## [Problem requirements]
Output all of the entries exactly as written.

## [Material]
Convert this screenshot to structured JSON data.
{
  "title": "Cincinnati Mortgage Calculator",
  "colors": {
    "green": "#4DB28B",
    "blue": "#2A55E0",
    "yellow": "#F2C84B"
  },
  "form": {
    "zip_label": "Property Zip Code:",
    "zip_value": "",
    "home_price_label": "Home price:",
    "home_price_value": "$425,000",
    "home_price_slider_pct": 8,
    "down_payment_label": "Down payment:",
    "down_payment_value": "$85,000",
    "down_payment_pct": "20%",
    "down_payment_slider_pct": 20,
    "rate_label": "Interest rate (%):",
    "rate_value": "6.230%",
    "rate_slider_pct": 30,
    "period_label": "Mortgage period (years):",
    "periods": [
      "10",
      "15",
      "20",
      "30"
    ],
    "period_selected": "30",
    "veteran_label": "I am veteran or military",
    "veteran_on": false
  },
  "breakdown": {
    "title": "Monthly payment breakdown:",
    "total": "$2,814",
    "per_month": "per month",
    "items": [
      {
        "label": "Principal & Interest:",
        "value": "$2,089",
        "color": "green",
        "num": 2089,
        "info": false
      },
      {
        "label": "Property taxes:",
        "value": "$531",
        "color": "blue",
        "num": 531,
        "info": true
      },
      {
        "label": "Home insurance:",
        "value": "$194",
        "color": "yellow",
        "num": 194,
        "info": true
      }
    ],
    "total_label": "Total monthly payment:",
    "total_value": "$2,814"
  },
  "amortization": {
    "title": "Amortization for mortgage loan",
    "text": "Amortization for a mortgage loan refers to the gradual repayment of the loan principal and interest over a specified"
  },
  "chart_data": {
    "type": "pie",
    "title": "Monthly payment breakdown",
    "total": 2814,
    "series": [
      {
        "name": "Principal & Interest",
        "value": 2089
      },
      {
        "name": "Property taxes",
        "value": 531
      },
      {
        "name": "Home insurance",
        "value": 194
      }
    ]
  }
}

## [Full solution]
Convert this screenshot to structured JSON data.
{
  "title": "Cincinnati Mortgage Calculator",
  "colors": {
    "green": "#4DB28B",
    "blue": "#2A55E0",
    "yellow": "#F2C84B"
  },
  "form": {
    "zip_label": "Property Zip Code:",
    "zip_value": "",
    "home_price_label": "Home price:",
    "home_price_value": "$425,000",
    "home_price_slider_pct": 8,
    "down_payment_label": "Down payment:",
    "down_payment_value": "$85,000",
    "down_payment_pct": "20%",
    "down_payment_slider_pct": 20,
    "rate_label": "Interest rate (%):",
    "rate_value": "6.230%",
    "rate_slider_pct": 30,
    "period_label": "Mortgage period (years):",
    "periods": [
      "10",
      "15",
      "20",
      "30"
    ],
    "period_selected": "30",
    "veteran_label": "I am veteran or military",
    "veteran_on": false
  },
  "breakdown": {
    "title": "Monthly payment breakdown:",
    "total": "$2,814",
    "per_month": "per month",
    "items": [
      {
        "label": "Principal & Interest:",
        "value": "$2,089",
        "color": "green",
        "num": 2089,
        "info": false
      },
      {
        "label": "Property taxes:",
        "value": "$531",
        "color": "blue",
        "num": 531,
        "info": true
      },
      {
        "label": "Home insurance:",
        "value": "$194",
        "color": "yellow",
        "num": 194,
        "info": true
      }
    ],
    "total_label": "Total monthly payment:",
    "total_value": "$2,814"
  },
  "amortization": {
    "title": "Amortization for mortgage loan",
    "text": "Amortization for a mortgage loan refers to the gradual repayment of the loan principal and interest over a specified"
  },
  "chart_data": {
    "type": "pie",
    "title": "Monthly payment breakdown",
    "total": 2814,
    "series": [
      {
        "name": "Principal & Interest",
        "value": 2089
      },
      {
        "name": "Property taxes",
        "value": 531
      },
      {
        "name": "Home insurance",
        "value": 194
      }
    ]
  }
}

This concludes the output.